Records about charts and figures:
§
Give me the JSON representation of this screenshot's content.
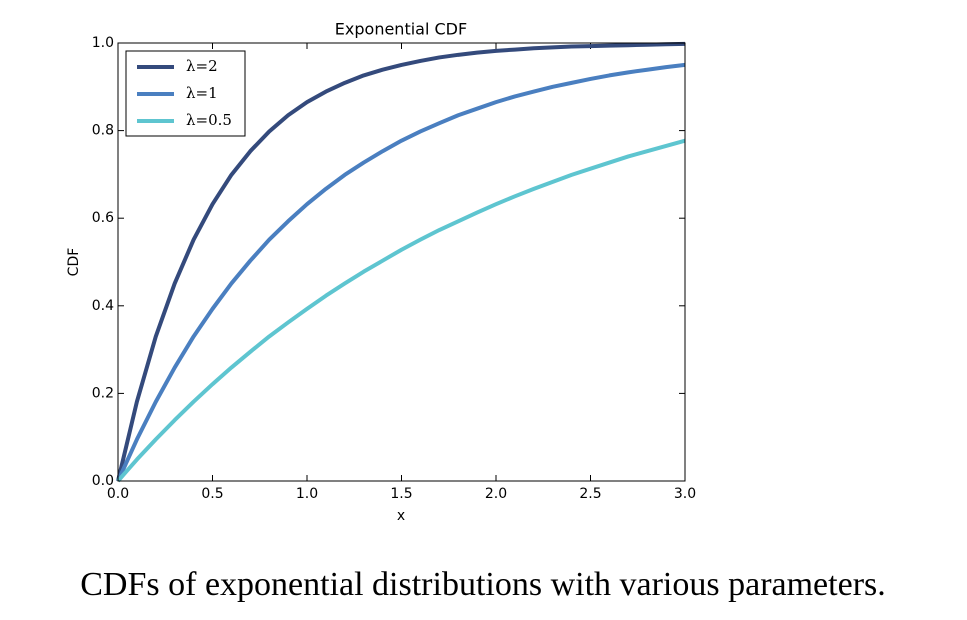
{
  "chart_data": {
    "type": "line",
    "title": "Exponential CDF",
    "xlabel": "x",
    "ylabel": "CDF",
    "x": [
      0,
      0.1,
      0.2,
      0.3,
      0.4,
      0.5,
      0.6,
      0.7,
      0.8,
      0.9,
      1.0,
      1.1,
      1.2,
      1.3,
      1.4,
      1.5,
      1.6,
      1.7,
      1.8,
      1.9,
      2.0,
      2.1,
      2.2,
      2.3,
      2.4,
      2.5,
      2.6,
      2.7,
      2.8,
      2.9,
      3.0
    ],
    "series": [
      {
        "name": "λ=2",
        "color": "#344a7c",
        "values": [
          0,
          0.181,
          0.33,
          0.451,
          0.551,
          0.632,
          0.699,
          0.753,
          0.798,
          0.835,
          0.865,
          0.889,
          0.909,
          0.926,
          0.939,
          0.95,
          0.959,
          0.967,
          0.973,
          0.978,
          0.982,
          0.985,
          0.988,
          0.99,
          0.992,
          0.993,
          0.994,
          0.995,
          0.996,
          0.997,
          0.998
        ]
      },
      {
        "name": "λ=1",
        "color": "#4a7fc0",
        "values": [
          0,
          0.095,
          0.181,
          0.259,
          0.33,
          0.393,
          0.451,
          0.503,
          0.551,
          0.593,
          0.632,
          0.667,
          0.699,
          0.727,
          0.753,
          0.777,
          0.798,
          0.817,
          0.835,
          0.85,
          0.865,
          0.878,
          0.889,
          0.9,
          0.909,
          0.918,
          0.926,
          0.933,
          0.939,
          0.945,
          0.95
        ]
      },
      {
        "name": "λ=0.5",
        "color": "#5ec5d0",
        "values": [
          0,
          0.049,
          0.095,
          0.139,
          0.181,
          0.221,
          0.259,
          0.295,
          0.33,
          0.362,
          0.393,
          0.423,
          0.451,
          0.478,
          0.503,
          0.528,
          0.551,
          0.573,
          0.593,
          0.613,
          0.632,
          0.65,
          0.667,
          0.683,
          0.699,
          0.713,
          0.727,
          0.741,
          0.753,
          0.765,
          0.777
        ]
      }
    ],
    "xlim": [
      0,
      3
    ],
    "xticks": [
      {
        "value": 0,
        "label": "0.0"
      },
      0.5,
      {
        "value": 1,
        "label": "1.0"
      },
      1.5,
      {
        "value": 2,
        "label": "2.0"
      },
      2.5,
      {
        "value": 3,
        "label": "3.0"
      }
    ],
    "ylim": [
      0,
      1
    ],
    "yticks": [
      {
        "value": 0,
        "label": "0.0"
      },
      0.2,
      0.4,
      0.6,
      0.8,
      {
        "value": 1,
        "label": "1.0"
      }
    ],
    "legend": "upper left"
  },
  "caption": "CDFs of exponential distributions with various parameters."
}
§
Lines that include the word "color" are to be extracted from the data above.

**Written answer**
        "color": "#344a7c",
        "color": "#4a7fc0",
        "color": "#5ec5d0",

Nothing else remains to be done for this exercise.